** Begin SUPPLIED MATERIAL **
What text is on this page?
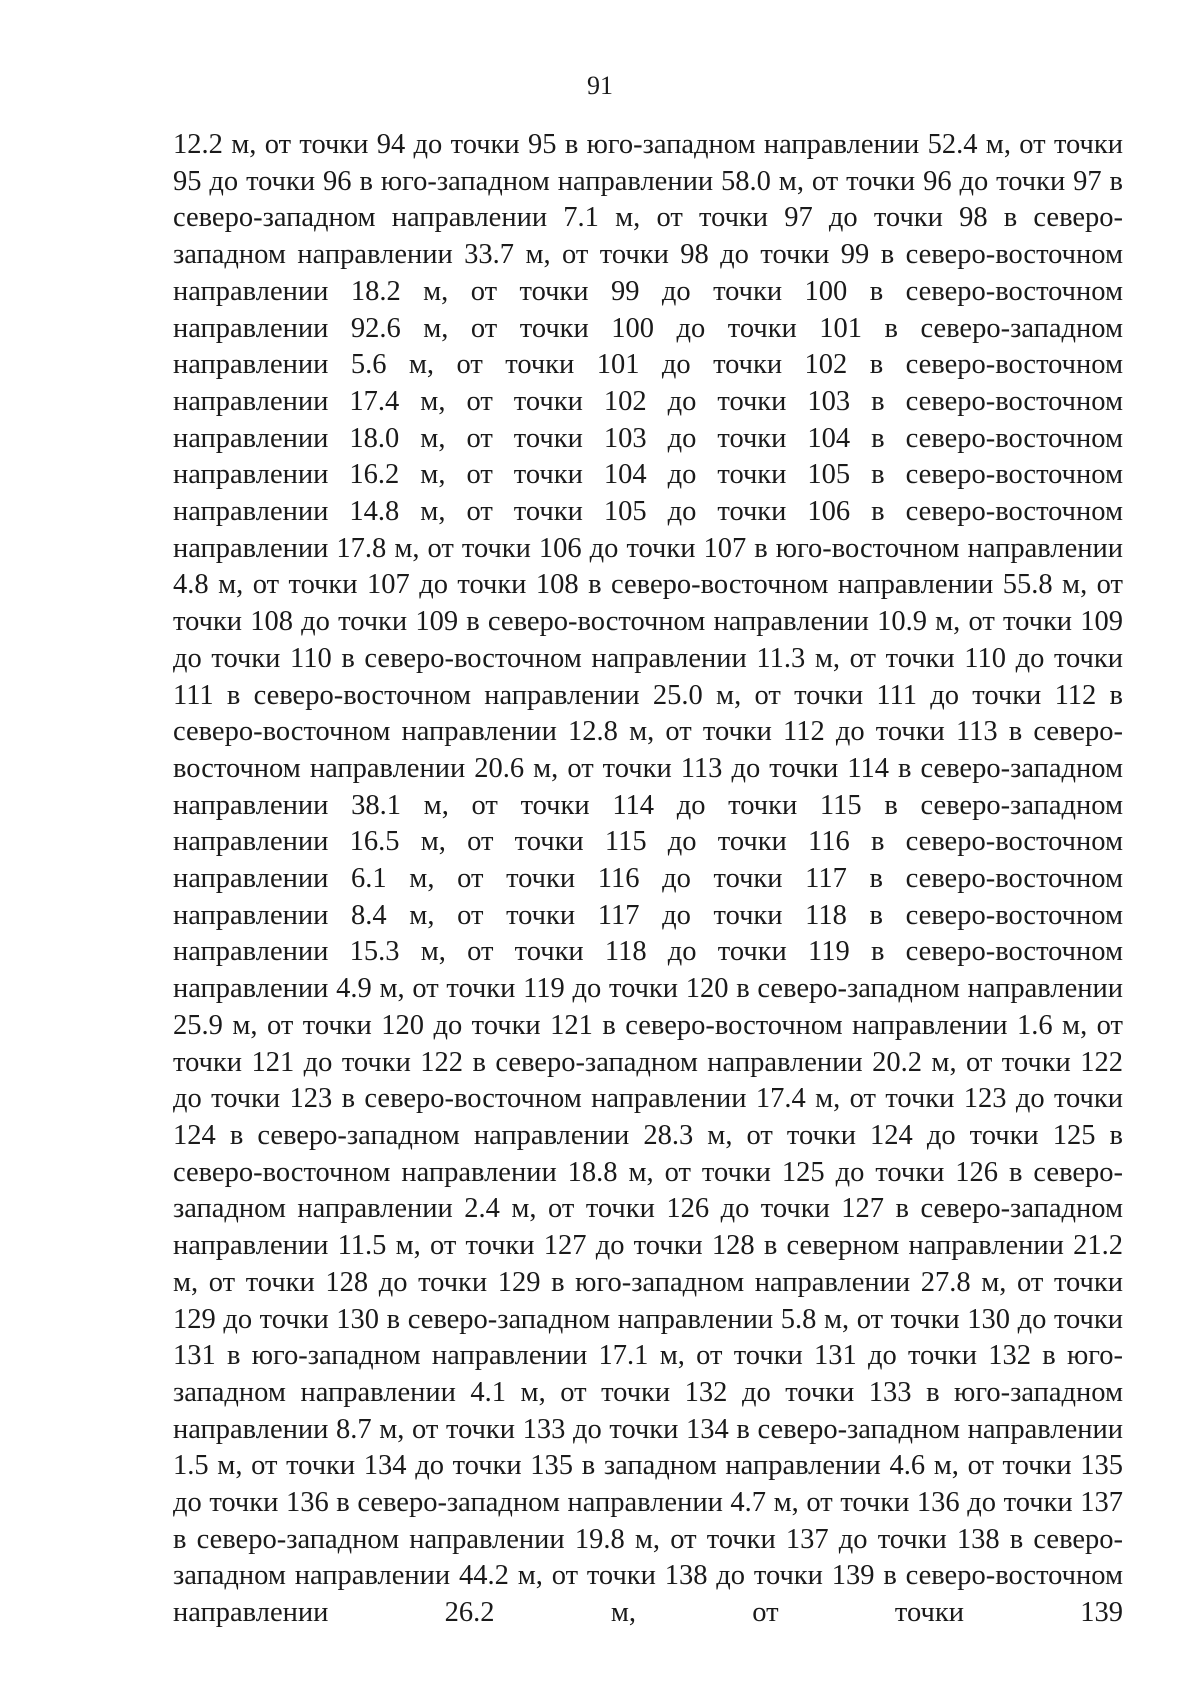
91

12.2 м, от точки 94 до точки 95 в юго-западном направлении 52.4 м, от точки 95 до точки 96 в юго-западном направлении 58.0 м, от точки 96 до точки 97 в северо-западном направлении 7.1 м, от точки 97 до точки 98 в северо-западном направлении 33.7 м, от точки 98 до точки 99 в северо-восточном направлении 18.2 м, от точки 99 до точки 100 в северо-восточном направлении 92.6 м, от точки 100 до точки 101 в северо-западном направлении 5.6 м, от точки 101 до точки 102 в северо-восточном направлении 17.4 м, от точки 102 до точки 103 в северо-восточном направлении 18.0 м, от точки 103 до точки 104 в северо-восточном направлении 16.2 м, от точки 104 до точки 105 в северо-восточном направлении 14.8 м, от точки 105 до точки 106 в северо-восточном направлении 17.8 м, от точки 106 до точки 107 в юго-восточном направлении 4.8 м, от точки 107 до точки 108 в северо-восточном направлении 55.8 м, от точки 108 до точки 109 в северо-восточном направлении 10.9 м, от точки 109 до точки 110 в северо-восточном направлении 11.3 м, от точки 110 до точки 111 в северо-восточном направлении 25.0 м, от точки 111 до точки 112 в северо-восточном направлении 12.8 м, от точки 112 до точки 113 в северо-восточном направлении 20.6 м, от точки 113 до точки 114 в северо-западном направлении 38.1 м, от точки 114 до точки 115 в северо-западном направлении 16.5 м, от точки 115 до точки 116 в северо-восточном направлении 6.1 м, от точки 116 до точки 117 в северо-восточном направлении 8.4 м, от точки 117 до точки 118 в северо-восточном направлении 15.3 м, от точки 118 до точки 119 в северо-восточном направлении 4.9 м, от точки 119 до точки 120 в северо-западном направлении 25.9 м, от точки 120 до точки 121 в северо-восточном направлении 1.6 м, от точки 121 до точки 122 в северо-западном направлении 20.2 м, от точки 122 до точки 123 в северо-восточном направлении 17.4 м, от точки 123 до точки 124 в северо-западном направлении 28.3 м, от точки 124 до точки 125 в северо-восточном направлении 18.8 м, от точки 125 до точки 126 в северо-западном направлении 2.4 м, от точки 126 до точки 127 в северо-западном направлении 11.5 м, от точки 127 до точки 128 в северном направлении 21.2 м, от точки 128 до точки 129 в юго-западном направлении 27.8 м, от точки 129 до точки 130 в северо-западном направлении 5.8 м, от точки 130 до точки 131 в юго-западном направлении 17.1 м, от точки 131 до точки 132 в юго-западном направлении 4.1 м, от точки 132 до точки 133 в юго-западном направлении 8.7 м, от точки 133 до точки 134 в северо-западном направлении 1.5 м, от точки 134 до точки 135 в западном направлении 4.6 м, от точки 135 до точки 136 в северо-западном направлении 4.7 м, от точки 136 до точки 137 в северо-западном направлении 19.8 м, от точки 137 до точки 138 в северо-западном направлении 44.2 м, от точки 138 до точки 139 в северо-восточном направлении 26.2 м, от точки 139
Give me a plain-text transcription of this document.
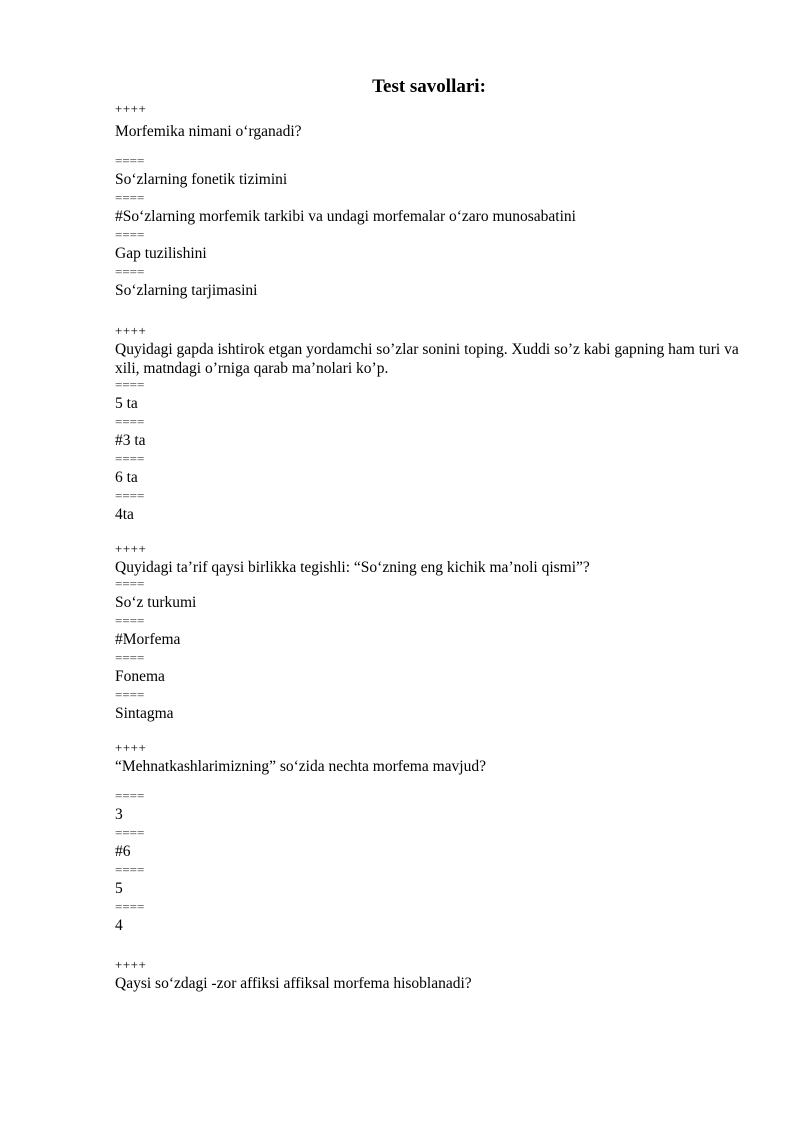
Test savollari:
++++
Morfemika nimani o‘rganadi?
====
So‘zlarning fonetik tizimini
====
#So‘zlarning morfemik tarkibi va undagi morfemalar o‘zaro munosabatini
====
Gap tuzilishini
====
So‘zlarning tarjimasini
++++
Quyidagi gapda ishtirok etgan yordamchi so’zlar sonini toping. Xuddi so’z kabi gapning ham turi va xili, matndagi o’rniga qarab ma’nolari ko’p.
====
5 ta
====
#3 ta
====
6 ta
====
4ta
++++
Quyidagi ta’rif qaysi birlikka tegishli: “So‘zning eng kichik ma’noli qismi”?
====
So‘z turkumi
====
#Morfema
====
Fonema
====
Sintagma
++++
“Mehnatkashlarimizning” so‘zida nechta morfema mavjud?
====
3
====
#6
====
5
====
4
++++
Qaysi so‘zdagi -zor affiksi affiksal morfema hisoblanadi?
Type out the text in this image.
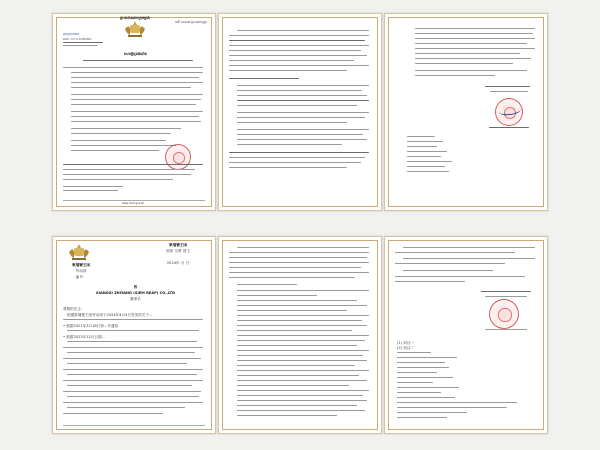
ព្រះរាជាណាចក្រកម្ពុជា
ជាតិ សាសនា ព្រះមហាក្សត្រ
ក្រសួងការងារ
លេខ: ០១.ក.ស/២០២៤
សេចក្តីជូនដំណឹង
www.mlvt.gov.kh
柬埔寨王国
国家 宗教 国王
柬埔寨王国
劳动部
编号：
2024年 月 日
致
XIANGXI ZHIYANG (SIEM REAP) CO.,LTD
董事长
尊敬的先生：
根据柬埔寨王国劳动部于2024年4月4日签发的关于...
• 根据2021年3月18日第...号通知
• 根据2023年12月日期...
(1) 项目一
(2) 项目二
** End SUPPLIED MATERIAL **
*TASK*
Extract the text of all the records above verbatim, excluding pictures.

*REPLY*
What text is on this page?
91

12.2 м, от точки 94 до точки 95 в юго-западном направлении 52.4 м, от точки 95 до точки 96 в юго-западном направлении 58.0 м, от точки 96 до точки 97 в северо-западном направлении 7.1 м, от точки 97 до точки 98 в северо-западном направлении 33.7 м, от точки 98 до точки 99 в северо-восточном направлении 18.2 м, от точки 99 до точки 100 в северо-восточном направлении 92.6 м, от точки 100 до точки 101 в северо-западном направлении 5.6 м, от точки 101 до точки 102 в северо-восточном направлении 17.4 м, от точки 102 до точки 103 в северо-восточном направлении 18.0 м, от точки 103 до точки 104 в северо-восточном направлении 16.2 м, от точки 104 до точки 105 в северо-восточном направлении 14.8 м, от точки 105 до точки 106 в северо-восточном направлении 17.8 м, от точки 106 до точки 107 в юго-восточном направлении 4.8 м, от точки 107 до точки 108 в северо-восточном направлении 55.8 м, от точки 108 до точки 109 в северо-восточном направлении 10.9 м, от точки 109 до точки 110 в северо-восточном направлении 11.3 м, от точки 110 до точки 111 в северо-восточном направлении 25.0 м, от точки 111 до точки 112 в северо-восточном направлении 12.8 м, от точки 112 до точки 113 в северо-восточном направлении 20.6 м, от точки 113 до точки 114 в северо-западном направлении 38.1 м, от точки 114 до точки 115 в северо-западном направлении 16.5 м, от точки 115 до точки 116 в северо-восточном направлении 6.1 м, от точки 116 до точки 117 в северо-восточном направлении 8.4 м, от точки 117 до точки 118 в северо-восточном направлении 15.3 м, от точки 118 до точки 119 в северо-восточном направлении 4.9 м, от точки 119 до точки 120 в северо-западном направлении 25.9 м, от точки 120 до точки 121 в северо-восточном направлении 1.6 м, от точки 121 до точки 122 в северо-западном направлении 20.2 м, от точки 122 до точки 123 в северо-восточном направлении 17.4 м, от точки 123 до точки 124 в северо-западном направлении 28.3 м, от точки 124 до точки 125 в северо-восточном направлении 18.8 м, от точки 125 до точки 126 в северо-западном направлении 2.4 м, от точки 126 до точки 127 в северо-западном направлении 11.5 м, от точки 127 до точки 128 в северном направлении 21.2 м, от точки 128 до точки 129 в юго-западном направлении 27.8 м, от точки 129 до точки 130 в северо-западном направлении 5.8 м, от точки 130 до точки 131 в юго-западном направлении 17.1 м, от точки 131 до точки 132 в юго-западном направлении 4.1 м, от точки 132 до точки 133 в юго-западном направлении 8.7 м, от точки 133 до точки 134 в северо-западном направлении 1.5 м, от точки 134 до точки 135 в западном направлении 4.6 м, от точки 135 до точки 136 в северо-западном направлении 4.7 м, от точки 136 до точки 137 в северо-западном направлении 19.8 м, от точки 137 до точки 138 в северо-западном направлении 44.2 м, от точки 138 до точки 139 в северо-восточном направлении 26.2 м, от точки 139
Give me a plain-text transcription of this document.
Test savollari:
++++
Morfemika nimani o‘rganadi?
====
So‘zlarning fonetik tizimini
====
#So‘zlarning morfemik tarkibi va undagi morfemalar o‘zaro munosabatini
====
Gap tuzilishini
====
So‘zlarning tarjimasini
++++
Quyidagi gapda ishtirok etgan yordamchi so’zlar sonini toping. Xuddi so’z kabi gapning ham turi va xili, matndagi o’rniga qarab ma’nolari ko’p.
====
5 ta
====
#3 ta
====
6 ta
====
4ta
++++
Quyidagi ta’rif qaysi birlikka tegishli: “So‘zning eng kichik ma’noli qismi”?
====
So‘z turkumi
====
#Morfema
====
Fonema
====
Sintagma
++++
“Mehnatkashlarimizning” so‘zida nechta morfema mavjud?
====
3
====
#6
====
5
====
4
++++
Qaysi so‘zdagi -zor affiksi affiksal morfema hisoblanadi?
Type out the text in this image.
ព្រះរាជាណាចក្រកម្ពុជា
ជាតិ សាសនា ព្រះមហាក្សត្រ
ក្រសួងការងារ
លេខ: ០១.ក.ស/២០២៤
សេចក្តីជូនដំណឹង
www.mlvt.gov.kh
柬埔寨王国
国家 宗教 国王
柬埔寨王国
劳动部
编号：
2024年 月 日
致
XIANGXI ZHIYANG (SIEM REAP) CO.,LTD
董事长
尊敬的先生：
根据柬埔寨王国劳动部于2024年4月4日签发的关于...
• 根据2021年3月18日第...号通知
• 根据2023年12月日期...
(1) 项目一
(2) 项目二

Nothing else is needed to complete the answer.